***** Supplied information *****
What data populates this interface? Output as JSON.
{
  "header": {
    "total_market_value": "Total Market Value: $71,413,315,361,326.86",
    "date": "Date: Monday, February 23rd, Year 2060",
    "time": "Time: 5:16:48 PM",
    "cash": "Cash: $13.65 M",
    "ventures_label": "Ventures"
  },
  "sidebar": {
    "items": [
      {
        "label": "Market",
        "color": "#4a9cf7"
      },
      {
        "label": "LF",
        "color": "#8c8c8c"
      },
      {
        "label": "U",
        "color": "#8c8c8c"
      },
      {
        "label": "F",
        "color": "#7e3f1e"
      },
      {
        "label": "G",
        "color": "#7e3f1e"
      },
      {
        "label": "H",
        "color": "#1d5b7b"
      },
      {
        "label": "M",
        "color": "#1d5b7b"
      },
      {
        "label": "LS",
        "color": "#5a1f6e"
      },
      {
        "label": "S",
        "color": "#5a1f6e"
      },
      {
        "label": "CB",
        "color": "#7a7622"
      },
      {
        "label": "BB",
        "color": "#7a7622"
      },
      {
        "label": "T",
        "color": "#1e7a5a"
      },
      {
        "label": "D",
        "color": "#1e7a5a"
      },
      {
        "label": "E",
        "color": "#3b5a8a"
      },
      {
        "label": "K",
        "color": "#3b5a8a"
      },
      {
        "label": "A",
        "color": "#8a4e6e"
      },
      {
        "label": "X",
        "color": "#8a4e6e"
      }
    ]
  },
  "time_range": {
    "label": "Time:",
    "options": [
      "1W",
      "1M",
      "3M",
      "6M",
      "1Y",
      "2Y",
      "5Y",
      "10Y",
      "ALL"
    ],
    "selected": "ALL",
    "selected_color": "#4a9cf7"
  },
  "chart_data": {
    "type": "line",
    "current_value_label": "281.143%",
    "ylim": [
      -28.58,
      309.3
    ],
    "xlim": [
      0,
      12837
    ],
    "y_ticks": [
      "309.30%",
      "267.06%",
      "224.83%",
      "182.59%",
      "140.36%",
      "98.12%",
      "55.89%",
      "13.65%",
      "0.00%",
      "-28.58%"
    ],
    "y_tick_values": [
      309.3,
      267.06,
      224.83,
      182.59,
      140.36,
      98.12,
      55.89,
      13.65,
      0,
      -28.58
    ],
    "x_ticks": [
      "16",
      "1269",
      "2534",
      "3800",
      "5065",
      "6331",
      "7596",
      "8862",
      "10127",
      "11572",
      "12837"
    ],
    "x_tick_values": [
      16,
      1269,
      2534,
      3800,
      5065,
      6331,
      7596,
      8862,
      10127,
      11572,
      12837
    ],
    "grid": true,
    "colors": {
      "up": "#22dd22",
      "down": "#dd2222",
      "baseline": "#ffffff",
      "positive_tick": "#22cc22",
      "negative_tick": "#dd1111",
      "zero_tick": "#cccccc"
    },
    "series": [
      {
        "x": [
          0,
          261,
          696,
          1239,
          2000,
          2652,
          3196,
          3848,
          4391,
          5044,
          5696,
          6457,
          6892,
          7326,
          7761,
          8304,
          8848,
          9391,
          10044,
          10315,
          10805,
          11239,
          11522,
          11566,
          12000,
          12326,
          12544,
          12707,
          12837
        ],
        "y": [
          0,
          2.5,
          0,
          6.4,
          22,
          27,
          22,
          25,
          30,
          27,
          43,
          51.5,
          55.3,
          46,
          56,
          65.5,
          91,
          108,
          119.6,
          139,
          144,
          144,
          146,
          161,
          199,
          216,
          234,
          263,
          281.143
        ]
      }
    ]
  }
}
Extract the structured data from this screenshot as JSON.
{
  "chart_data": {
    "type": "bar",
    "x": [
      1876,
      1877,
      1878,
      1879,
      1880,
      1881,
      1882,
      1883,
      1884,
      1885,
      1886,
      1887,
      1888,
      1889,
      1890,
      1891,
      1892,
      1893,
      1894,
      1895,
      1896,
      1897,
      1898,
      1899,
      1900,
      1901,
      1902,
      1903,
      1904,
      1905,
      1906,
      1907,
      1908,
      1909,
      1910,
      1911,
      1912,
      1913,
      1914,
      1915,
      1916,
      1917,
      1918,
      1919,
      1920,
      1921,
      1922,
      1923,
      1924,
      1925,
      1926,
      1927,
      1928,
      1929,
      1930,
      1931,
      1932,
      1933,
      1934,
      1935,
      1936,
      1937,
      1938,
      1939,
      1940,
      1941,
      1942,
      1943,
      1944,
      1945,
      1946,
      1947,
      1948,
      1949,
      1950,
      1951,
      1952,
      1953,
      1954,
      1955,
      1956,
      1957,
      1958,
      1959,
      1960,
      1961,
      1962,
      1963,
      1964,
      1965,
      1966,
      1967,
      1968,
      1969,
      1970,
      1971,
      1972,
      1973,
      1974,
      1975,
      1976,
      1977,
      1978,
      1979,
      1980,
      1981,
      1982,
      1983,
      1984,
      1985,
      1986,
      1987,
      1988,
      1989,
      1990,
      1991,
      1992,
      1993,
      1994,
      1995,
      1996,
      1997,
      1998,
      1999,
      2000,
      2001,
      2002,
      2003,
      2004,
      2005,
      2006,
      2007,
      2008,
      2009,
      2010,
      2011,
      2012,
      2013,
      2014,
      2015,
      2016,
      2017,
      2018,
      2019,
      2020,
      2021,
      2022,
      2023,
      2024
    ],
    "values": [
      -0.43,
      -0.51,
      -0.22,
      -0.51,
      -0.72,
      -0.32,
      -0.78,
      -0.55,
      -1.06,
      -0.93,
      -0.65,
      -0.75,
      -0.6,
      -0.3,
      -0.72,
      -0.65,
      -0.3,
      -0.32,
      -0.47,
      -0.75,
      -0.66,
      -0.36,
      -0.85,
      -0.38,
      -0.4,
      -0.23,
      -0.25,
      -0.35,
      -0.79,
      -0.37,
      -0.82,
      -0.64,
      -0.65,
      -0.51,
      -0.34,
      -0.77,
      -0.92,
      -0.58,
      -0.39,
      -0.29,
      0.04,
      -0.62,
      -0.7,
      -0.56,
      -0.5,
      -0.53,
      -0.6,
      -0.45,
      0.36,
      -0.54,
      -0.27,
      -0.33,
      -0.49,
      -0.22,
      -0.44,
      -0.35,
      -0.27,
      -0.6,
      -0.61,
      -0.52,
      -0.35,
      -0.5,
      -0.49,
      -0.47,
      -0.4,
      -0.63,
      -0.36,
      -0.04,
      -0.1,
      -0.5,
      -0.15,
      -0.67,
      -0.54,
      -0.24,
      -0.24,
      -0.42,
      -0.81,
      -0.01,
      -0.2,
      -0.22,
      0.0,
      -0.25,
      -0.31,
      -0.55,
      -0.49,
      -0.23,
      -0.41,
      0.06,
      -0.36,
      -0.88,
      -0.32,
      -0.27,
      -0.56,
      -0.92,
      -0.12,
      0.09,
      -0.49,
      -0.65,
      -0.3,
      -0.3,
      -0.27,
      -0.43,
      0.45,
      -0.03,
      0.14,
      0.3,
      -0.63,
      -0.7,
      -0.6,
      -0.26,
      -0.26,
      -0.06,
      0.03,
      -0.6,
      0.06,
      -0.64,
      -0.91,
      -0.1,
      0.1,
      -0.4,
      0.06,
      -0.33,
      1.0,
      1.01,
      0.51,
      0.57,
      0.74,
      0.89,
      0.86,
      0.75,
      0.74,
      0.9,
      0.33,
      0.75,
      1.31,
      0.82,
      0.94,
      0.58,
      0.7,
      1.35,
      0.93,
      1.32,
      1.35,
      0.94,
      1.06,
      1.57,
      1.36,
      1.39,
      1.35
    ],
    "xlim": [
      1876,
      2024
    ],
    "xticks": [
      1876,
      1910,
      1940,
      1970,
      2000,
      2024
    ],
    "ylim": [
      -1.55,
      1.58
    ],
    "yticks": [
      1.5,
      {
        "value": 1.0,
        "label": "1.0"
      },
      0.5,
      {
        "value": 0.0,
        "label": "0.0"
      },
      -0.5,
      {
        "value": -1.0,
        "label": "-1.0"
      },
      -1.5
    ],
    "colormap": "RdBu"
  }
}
*****
Task statement =>
Return the lines of the records that include the string "JSON".

The answer =>
What data populates this interface? Output as JSON.
Extract the structured data from this screenshot as JSON.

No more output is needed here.